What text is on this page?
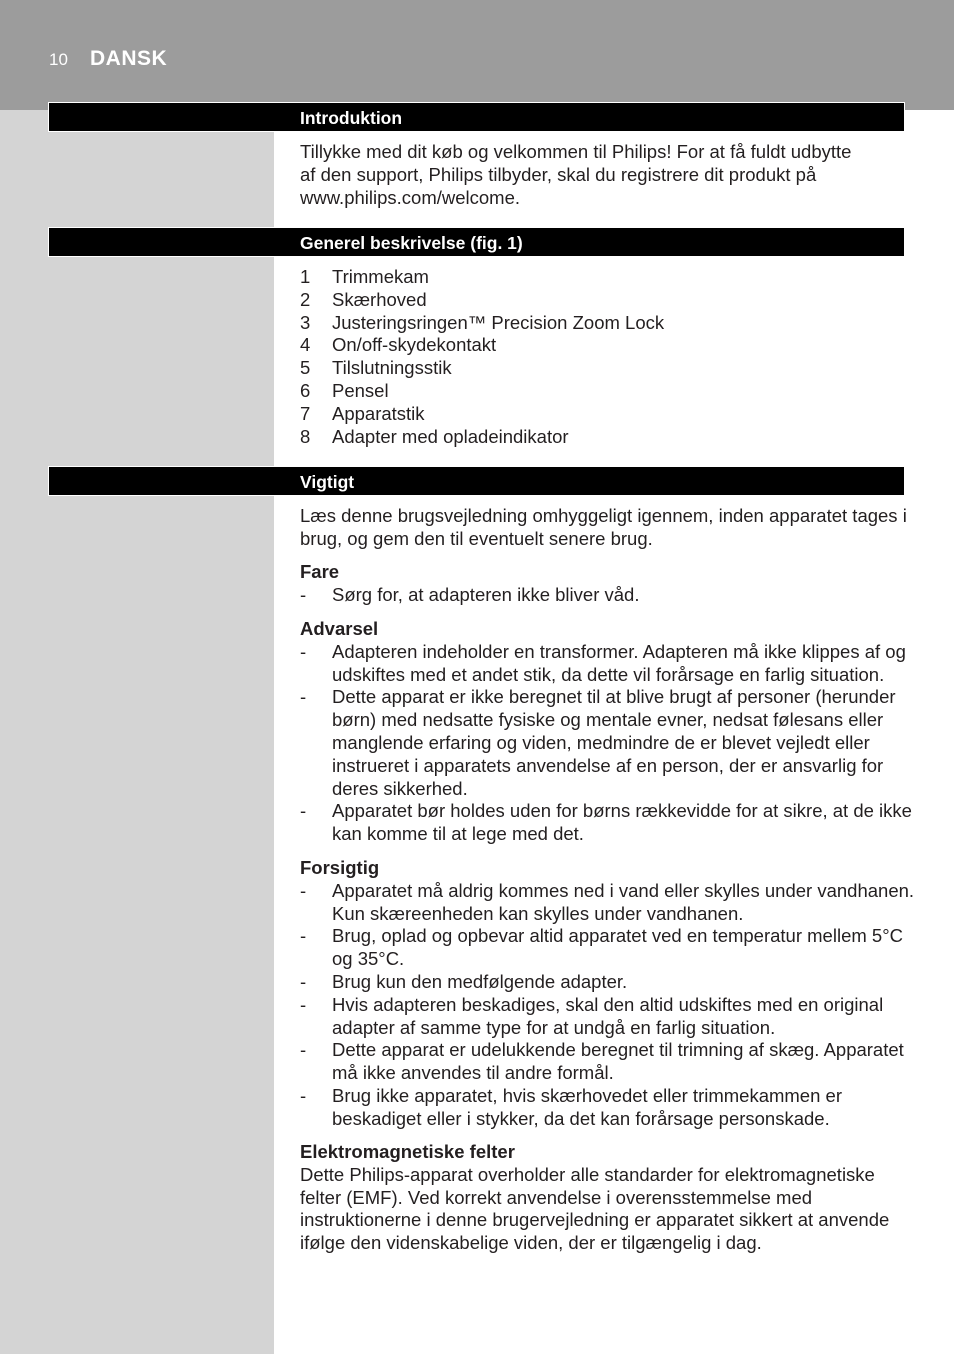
10 DANSK
Introduktion
Tillykke med dit køb og velkommen til Philips! For at få fuldt udbytte
af den support, Philips tilbyder, skal du registrere dit produkt på
www.philips.com/welcome.
Generel beskrivelse (fig. 1)
1 Trimmekam
2 Skærhoved
3 Justeringsringen™ Precision Zoom Lock
4 On/off-skydekontakt
5 Tilslutningsstik
6 Pensel
7 Apparatstik
8 Adapter med opladeindikator
Vigtigt
Læs denne brugsvejledning omhyggeligt igennem, inden apparatet tages i
brug, og gem den til eventuelt senere brug.
Fare
- Sørg for, at adapteren ikke bliver våd.
Advarsel
- Adapteren indeholder en transformer. Adapteren må ikke klippes af og
udskiftes med et andet stik, da dette vil forårsage en farlig situation.
- Dette apparat er ikke beregnet til at blive brugt af personer (herunder
børn) med nedsatte fysiske og mentale evner, nedsat følesans eller
manglende erfaring og viden, medmindre de er blevet vejledt eller
instrueret i apparatets anvendelse af en person, der er ansvarlig for
deres sikkerhed.
- Apparatet bør holdes uden for børns rækkevidde for at sikre, at de ikke
kan komme til at lege med det.
Forsigtig
- Apparatet må aldrig kommes ned i vand eller skylles under vandhanen.
Kun skæreenheden kan skylles under vandhanen.
- Brug, oplad og opbevar altid apparatet ved en temperatur mellem 5°C
og 35°C.
- Brug kun den medfølgende adapter.
- Hvis adapteren beskadiges, skal den altid udskiftes med en original
adapter af samme type for at undgå en farlig situation.
- Dette apparat er udelukkende beregnet til trimning af skæg. Apparatet
må ikke anvendes til andre formål.
- Brug ikke apparatet, hvis skærhovedet eller trimmekammen er
beskadiget eller i stykker, da det kan forårsage personskade.
Elektromagnetiske felter
Dette Philips-apparat overholder alle standarder for elektromagnetiske
felter (EMF). Ved korrekt anvendelse i overensstemmelse med
instruktionerne i denne brugervejledning er apparatet sikkert at anvende
ifølge den videnskabelige viden, der er tilgængelig i dag.
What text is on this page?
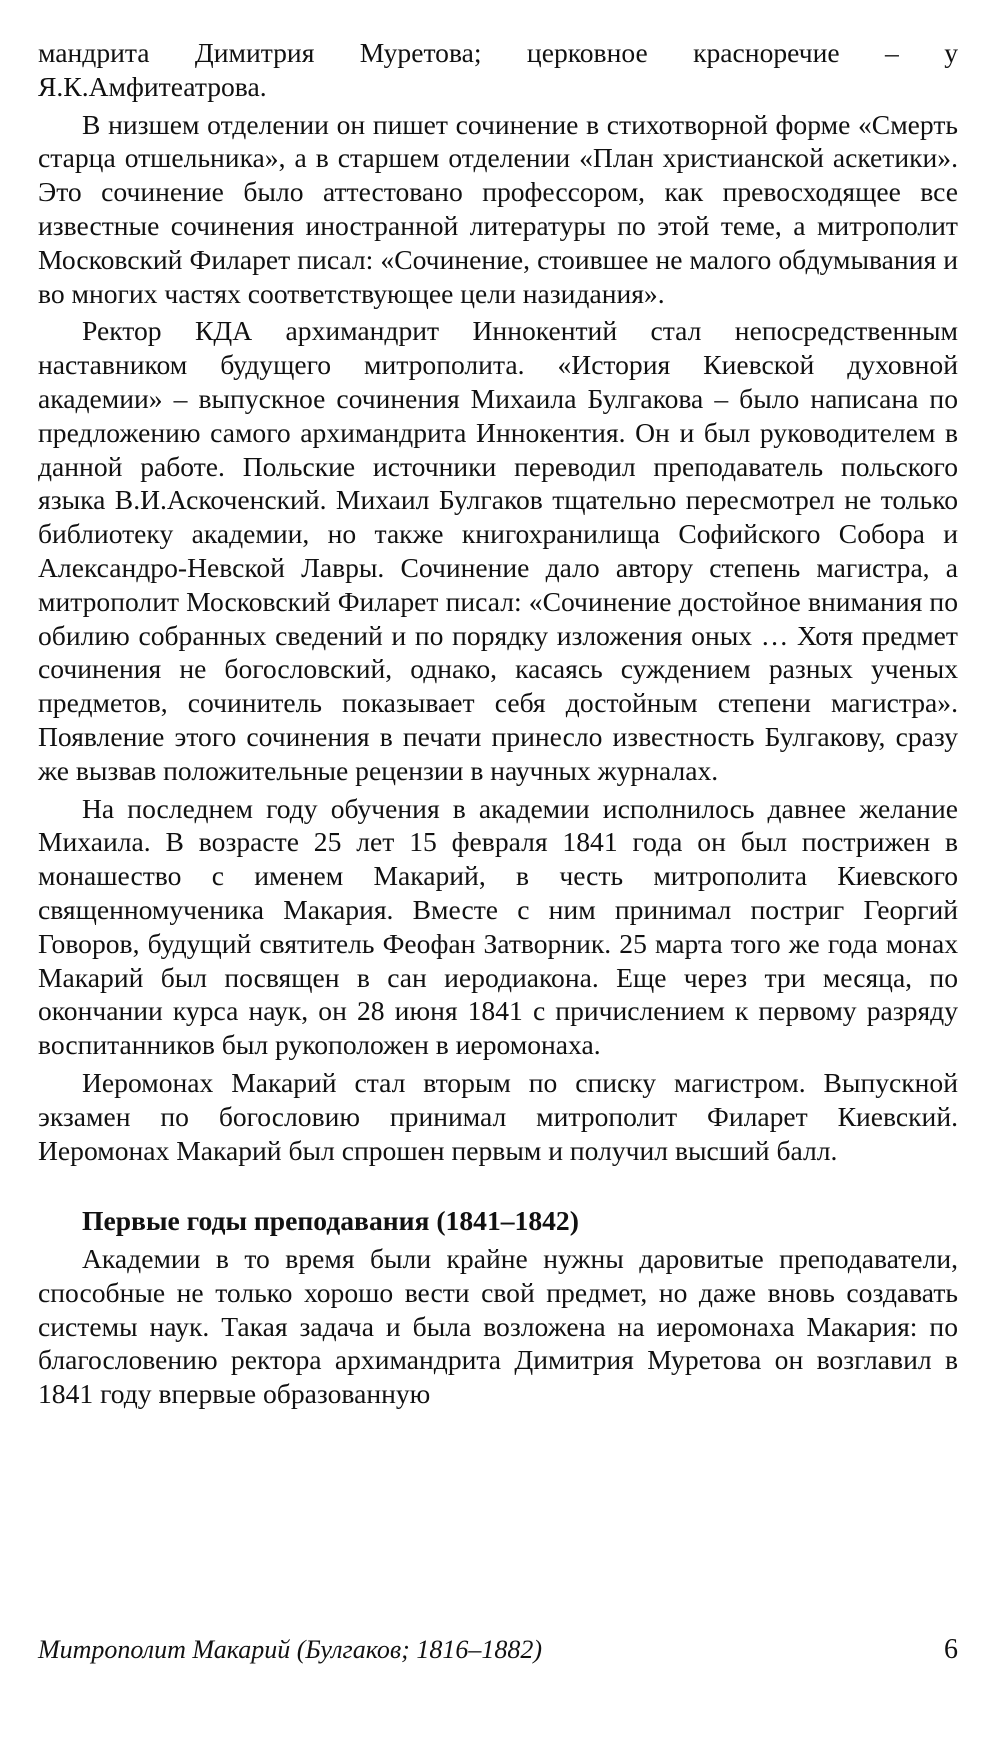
мандрита Димитрия Муретова; церковное красноречие – у Я.К.Амфитеатрова.

В низшем отделении он пишет сочинение в стихотворной форме «Смерть старца отшельника», а в старшем отделении «План христианской аскетики». Это сочинение было аттестовано профессором, как превосходящее все известные сочинения иностранной литературы по этой теме, а митрополит Московский Филарет писал: «Сочинение, стоившее не малого обдумывания и во многих частях соответствующее цели назидания».

Ректор КДА архимандрит Иннокентий стал непосредственным наставником будущего митрополита. «История Киевской духовной академии» – выпускное сочинения Михаила Булгакова – было написана по предложению самого архимандрита Иннокентия. Он и был руководителем в данной работе. Польские источники переводил преподаватель польского языка В.И.Аскоченский. Михаил Булгаков тщательно пересмотрел не только библиотеку академии, но также книгохранилища Софийского Собора и Александро-Невской Лавры. Сочинение дало автору степень магистра, а митрополит Московский Филарет писал: «Сочинение достойное внимания по обилию собранных сведений и по порядку изложения оных … Хотя предмет сочинения не богословский, однако, касаясь суждением разных ученых предметов, сочинитель показывает себя достойным степени магистра». Появление этого сочинения в печати принесло известность Булгакову, сразу же вызвав положительные рецензии в научных журналах.

На последнем году обучения в академии исполнилось давнее желание Михаила. В возрасте 25 лет 15 февраля 1841 года он был пострижен в монашество с именем Макарий, в честь митрополита Киевского священномученика Макария. Вместе с ним принимал постриг Георгий Говоров, будущий святитель Феофан Затворник. 25 марта того же года монах Макарий был посвящен в сан иеродиакона. Еще через три месяца, по окончании курса наук, он 28 июня 1841 с причислением к первому разряду воспитанников был рукоположен в иеромонаха.

Иеромонах Макарий стал вторым по списку магистром. Выпускной экзамен по богословию принимал митрополит Филарет Киевский. Иеромонах Макарий был спрошен первым и получил высший балл.

Первые годы преподавания (1841–1842)

Академии в то время были крайне нужны даровитые преподаватели, способные не только хорошо вести свой предмет, но даже вновь создавать системы наук. Такая задача и была возложена на иеромонаха Макария: по благословению ректора архимандрита Димитрия Муретова он возглавил в 1841 году впервые образованную

Митрополит Макарий (Булгаков; 1816–1882)	6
++++++
Restate the data above exactly, stripping out each image.

## Answer for this exercise
What text is on this page?
10 DANSK
Introduktion
Tillykke med dit køb og velkommen til Philips! For at få fuldt udbytte
af den support, Philips tilbyder, skal du registrere dit produkt på
www.philips.com/welcome.
Generel beskrivelse (fig. 1)
1 Trimmekam
2 Skærhoved
3 Justeringsringen™ Precision Zoom Lock
4 On/off-skydekontakt
5 Tilslutningsstik
6 Pensel
7 Apparatstik
8 Adapter med opladeindikator
Vigtigt
Læs denne brugsvejledning omhyggeligt igennem, inden apparatet tages i
brug, og gem den til eventuelt senere brug.
Fare
- Sørg for, at adapteren ikke bliver våd.
Advarsel
- Adapteren indeholder en transformer. Adapteren må ikke klippes af og
udskiftes med et andet stik, da dette vil forårsage en farlig situation.
- Dette apparat er ikke beregnet til at blive brugt af personer (herunder
børn) med nedsatte fysiske og mentale evner, nedsat følesans eller
manglende erfaring og viden, medmindre de er blevet vejledt eller
instrueret i apparatets anvendelse af en person, der er ansvarlig for
deres sikkerhed.
- Apparatet bør holdes uden for børns rækkevidde for at sikre, at de ikke
kan komme til at lege med det.
Forsigtig
- Apparatet må aldrig kommes ned i vand eller skylles under vandhanen.
Kun skæreenheden kan skylles under vandhanen.
- Brug, oplad og opbevar altid apparatet ved en temperatur mellem 5°C
og 35°C.
- Brug kun den medfølgende adapter.
- Hvis adapteren beskadiges, skal den altid udskiftes med en original
adapter af samme type for at undgå en farlig situation.
- Dette apparat er udelukkende beregnet til trimning af skæg. Apparatet
må ikke anvendes til andre formål.
- Brug ikke apparatet, hvis skærhovedet eller trimmekammen er
beskadiget eller i stykker, da det kan forårsage personskade.
Elektromagnetiske felter
Dette Philips-apparat overholder alle standarder for elektromagnetiske
felter (EMF). Ved korrekt anvendelse i overensstemmelse med
instruktionerne i denne brugervejledning er apparatet sikkert at anvende
ifølge den videnskabelige viden, der er tilgængelig i dag.
What text is on this page?
мандрита Димитрия Муретова; церковное красноречие – у Я.К.Амфитеатрова.

В низшем отделении он пишет сочинение в стихотворной форме «Смерть старца отшельника», а в старшем отделении «План христианской аскетики». Это сочинение было аттестовано профессором, как превосходящее все известные сочинения иностранной литературы по этой теме, а митрополит Московский Филарет писал: «Сочинение, стоившее не малого обдумывания и во многих частях соответствующее цели назидания».

Ректор КДА архимандрит Иннокентий стал непосредственным наставником будущего митрополита. «История Киевской духовной академии» – выпускное сочинения Михаила Булгакова – было написана по предложению самого архимандрита Иннокентия. Он и был руководителем в данной работе. Польские источники переводил преподаватель польского языка В.И.Аскоченский. Михаил Булгаков тщательно пересмотрел не только библиотеку академии, но также книгохранилища Софийского Собора и Александро-Невской Лавры. Сочинение дало автору степень магистра, а митрополит Московский Филарет писал: «Сочинение достойное внимания по обилию собранных сведений и по порядку изложения оных … Хотя предмет сочинения не богословский, однако, касаясь суждением разных ученых предметов, сочинитель показывает себя достойным степени магистра». Появление этого сочинения в печати принесло известность Булгакову, сразу же вызвав положительные рецензии в научных журналах.

На последнем году обучения в академии исполнилось давнее желание Михаила. В возрасте 25 лет 15 февраля 1841 года он был пострижен в монашество с именем Макарий, в честь митрополита Киевского священномученика Макария. Вместе с ним принимал постриг Георгий Говоров, будущий святитель Феофан Затворник. 25 марта того же года монах Макарий был посвящен в сан иеродиакона. Еще через три месяца, по окончании курса наук, он 28 июня 1841 с причислением к первому разряду воспитанников был рукоположен в иеромонаха.

Иеромонах Макарий стал вторым по списку магистром. Выпускной экзамен по богословию принимал митрополит Филарет Киевский. Иеромонах Макарий был спрошен первым и получил высший балл.

Первые годы преподавания (1841–1842)

Академии в то время были крайне нужны даровитые преподаватели, способные не только хорошо вести свой предмет, но даже вновь создавать системы наук. Такая задача и была возложена на иеромонаха Макария: по благословению ректора архимандрита Димитрия Муретова он возглавил в 1841 году впервые образованную

Митрополит Макарий (Булгаков; 1816–1882)	6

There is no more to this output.